=== DIRECTIVE ===
Beneath this task is a listing; retype all of it exactly.

(Records from a data collection)
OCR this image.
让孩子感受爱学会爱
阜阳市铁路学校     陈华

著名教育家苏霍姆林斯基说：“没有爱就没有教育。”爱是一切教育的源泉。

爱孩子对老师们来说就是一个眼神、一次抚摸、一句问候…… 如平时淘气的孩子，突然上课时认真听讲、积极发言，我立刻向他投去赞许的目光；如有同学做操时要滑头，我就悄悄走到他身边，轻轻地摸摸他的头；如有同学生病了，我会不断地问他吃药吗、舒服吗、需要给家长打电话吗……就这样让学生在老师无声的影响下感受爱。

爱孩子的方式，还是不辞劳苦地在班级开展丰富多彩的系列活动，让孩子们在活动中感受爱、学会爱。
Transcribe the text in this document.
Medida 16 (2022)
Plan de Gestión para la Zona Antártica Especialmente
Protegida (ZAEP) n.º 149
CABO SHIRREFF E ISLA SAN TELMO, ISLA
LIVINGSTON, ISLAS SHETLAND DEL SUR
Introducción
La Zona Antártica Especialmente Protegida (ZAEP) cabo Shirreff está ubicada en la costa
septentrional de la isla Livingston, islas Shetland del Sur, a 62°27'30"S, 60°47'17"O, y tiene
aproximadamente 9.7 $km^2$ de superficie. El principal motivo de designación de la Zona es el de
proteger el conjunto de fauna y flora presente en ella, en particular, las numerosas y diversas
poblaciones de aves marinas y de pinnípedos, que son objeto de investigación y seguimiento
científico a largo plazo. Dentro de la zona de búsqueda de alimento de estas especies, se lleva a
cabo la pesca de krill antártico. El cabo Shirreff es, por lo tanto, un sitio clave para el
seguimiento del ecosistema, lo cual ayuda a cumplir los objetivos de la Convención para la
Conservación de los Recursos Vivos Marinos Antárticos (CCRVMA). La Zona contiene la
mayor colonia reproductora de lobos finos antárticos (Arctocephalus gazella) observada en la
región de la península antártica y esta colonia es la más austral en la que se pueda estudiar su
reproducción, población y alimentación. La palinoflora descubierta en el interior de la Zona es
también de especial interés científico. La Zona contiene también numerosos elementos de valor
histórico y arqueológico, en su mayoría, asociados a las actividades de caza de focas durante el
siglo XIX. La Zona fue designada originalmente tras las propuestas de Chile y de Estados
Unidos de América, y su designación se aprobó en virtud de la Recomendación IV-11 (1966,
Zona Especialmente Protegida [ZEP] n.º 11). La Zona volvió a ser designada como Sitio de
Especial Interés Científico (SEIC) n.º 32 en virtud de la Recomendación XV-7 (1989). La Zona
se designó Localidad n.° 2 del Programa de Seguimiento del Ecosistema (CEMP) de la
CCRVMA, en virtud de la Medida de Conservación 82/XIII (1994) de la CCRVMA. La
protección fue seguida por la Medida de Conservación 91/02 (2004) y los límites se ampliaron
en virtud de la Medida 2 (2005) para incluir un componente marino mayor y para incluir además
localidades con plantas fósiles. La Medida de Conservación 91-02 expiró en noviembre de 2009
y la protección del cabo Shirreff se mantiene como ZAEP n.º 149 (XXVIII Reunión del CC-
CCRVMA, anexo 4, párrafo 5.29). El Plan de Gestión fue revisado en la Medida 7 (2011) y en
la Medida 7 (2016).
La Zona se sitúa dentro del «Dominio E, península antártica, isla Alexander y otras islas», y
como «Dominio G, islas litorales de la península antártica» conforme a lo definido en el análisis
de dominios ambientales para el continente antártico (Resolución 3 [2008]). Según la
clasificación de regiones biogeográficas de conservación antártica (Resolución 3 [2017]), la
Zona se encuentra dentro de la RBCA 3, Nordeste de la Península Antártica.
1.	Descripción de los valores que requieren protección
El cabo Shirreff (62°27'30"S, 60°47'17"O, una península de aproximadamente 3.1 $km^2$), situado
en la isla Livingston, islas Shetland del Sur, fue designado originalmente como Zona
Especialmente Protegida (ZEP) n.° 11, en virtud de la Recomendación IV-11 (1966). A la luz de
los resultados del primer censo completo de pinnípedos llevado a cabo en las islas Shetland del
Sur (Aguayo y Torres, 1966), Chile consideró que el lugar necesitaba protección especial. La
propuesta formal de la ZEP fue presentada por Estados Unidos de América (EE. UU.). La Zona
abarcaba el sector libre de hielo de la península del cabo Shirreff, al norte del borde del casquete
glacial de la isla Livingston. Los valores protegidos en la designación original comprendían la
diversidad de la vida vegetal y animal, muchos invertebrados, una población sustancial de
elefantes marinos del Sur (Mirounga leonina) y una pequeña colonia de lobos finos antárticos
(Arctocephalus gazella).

=== RESULT OF THE EXERCISE ===
OCR this image.
让孩子感受爱学会爱
阜阳市铁路学校     陈华

著名教育家苏霍姆林斯基说：“没有爱就没有教育。”爱是一切教育的源泉。

爱孩子对老师们来说就是一个眼神、一次抚摸、一句问候…… 如平时淘气的孩子，突然上课时认真听讲、积极发言，我立刻向他投去赞许的目光；如有同学做操时要滑头，我就悄悄走到他身边，轻轻地摸摸他的头；如有同学生病了，我会不断地问他吃药吗、舒服吗、需要给家长打电话吗……就这样让学生在老师无声的影响下感受爱。

爱孩子的方式，还是不辞劳苦地在班级开展丰富多彩的系列活动，让孩子们在活动中感受爱、学会爱。
Transcribe the text in this document.
Medida 16 (2022)
Plan de Gestión para la Zona Antártica Especialmente
Protegida (ZAEP) n.º 149
CABO SHIRREFF E ISLA SAN TELMO, ISLA
LIVINGSTON, ISLAS SHETLAND DEL SUR
Introducción
La Zona Antártica Especialmente Protegida (ZAEP) cabo Shirreff está ubicada en la costa
septentrional de la isla Livingston, islas Shetland del Sur, a 62°27'30"S, 60°47'17"O, y tiene
aproximadamente 9.7 $km^2$ de superficie. El principal motivo de designación de la Zona es el de
proteger el conjunto de fauna y flora presente en ella, en particular, las numerosas y diversas
poblaciones de aves marinas y de pinnípedos, que son objeto de investigación y seguimiento
científico a largo plazo. Dentro de la zona de búsqueda de alimento de estas especies, se lleva a
cabo la pesca de krill antártico. El cabo Shirreff es, por lo tanto, un sitio clave para el
seguimiento del ecosistema, lo cual ayuda a cumplir los objetivos de la Convención para la
Conservación de los Recursos Vivos Marinos Antárticos (CCRVMA). La Zona contiene la
mayor colonia reproductora de lobos finos antárticos (Arctocephalus gazella) observada en la
región de la península antártica y esta colonia es la más austral en la que se pueda estudiar su
reproducción, población y alimentación. La palinoflora descubierta en el interior de la Zona es
también de especial interés científico. La Zona contiene también numerosos elementos de valor
histórico y arqueológico, en su mayoría, asociados a las actividades de caza de focas durante el
siglo XIX. La Zona fue designada originalmente tras las propuestas de Chile y de Estados
Unidos de América, y su designación se aprobó en virtud de la Recomendación IV-11 (1966,
Zona Especialmente Protegida [ZEP] n.º 11). La Zona volvió a ser designada como Sitio de
Especial Interés Científico (SEIC) n.º 32 en virtud de la Recomendación XV-7 (1989). La Zona
se designó Localidad n.° 2 del Programa de Seguimiento del Ecosistema (CEMP) de la
CCRVMA, en virtud de la Medida de Conservación 82/XIII (1994) de la CCRVMA. La
protección fue seguida por la Medida de Conservación 91/02 (2004) y los límites se ampliaron
en virtud de la Medida 2 (2005) para incluir un componente marino mayor y para incluir además
localidades con plantas fósiles. La Medida de Conservación 91-02 expiró en noviembre de 2009
y la protección del cabo Shirreff se mantiene como ZAEP n.º 149 (XXVIII Reunión del CC-
CCRVMA, anexo 4, párrafo 5.29). El Plan de Gestión fue revisado en la Medida 7 (2011) y en
la Medida 7 (2016).
La Zona se sitúa dentro del «Dominio E, península antártica, isla Alexander y otras islas», y
como «Dominio G, islas litorales de la península antártica» conforme a lo definido en el análisis
de dominios ambientales para el continente antártico (Resolución 3 [2008]). Según la
clasificación de regiones biogeográficas de conservación antártica (Resolución 3 [2017]), la
Zona se encuentra dentro de la RBCA 3, Nordeste de la Península Antártica.
1.	Descripción de los valores que requieren protección
El cabo Shirreff (62°27'30"S, 60°47'17"O, una península de aproximadamente 3.1 $km^2$), situado
en la isla Livingston, islas Shetland del Sur, fue designado originalmente como Zona
Especialmente Protegida (ZEP) n.° 11, en virtud de la Recomendación IV-11 (1966). A la luz de
los resultados del primer censo completo de pinnípedos llevado a cabo en las islas Shetland del
Sur (Aguayo y Torres, 1966), Chile consideró que el lugar necesitaba protección especial. La
propuesta formal de la ZEP fue presentada por Estados Unidos de América (EE. UU.). La Zona
abarcaba el sector libre de hielo de la península del cabo Shirreff, al norte del borde del casquete
glacial de la isla Livingston. Los valores protegidos en la designación original comprendían la
diversidad de la vida vegetal y animal, muchos invertebrados, una población sustancial de
elefantes marinos del Sur (Mirounga leonina) y una pequeña colonia de lobos finos antárticos
(Arctocephalus gazella).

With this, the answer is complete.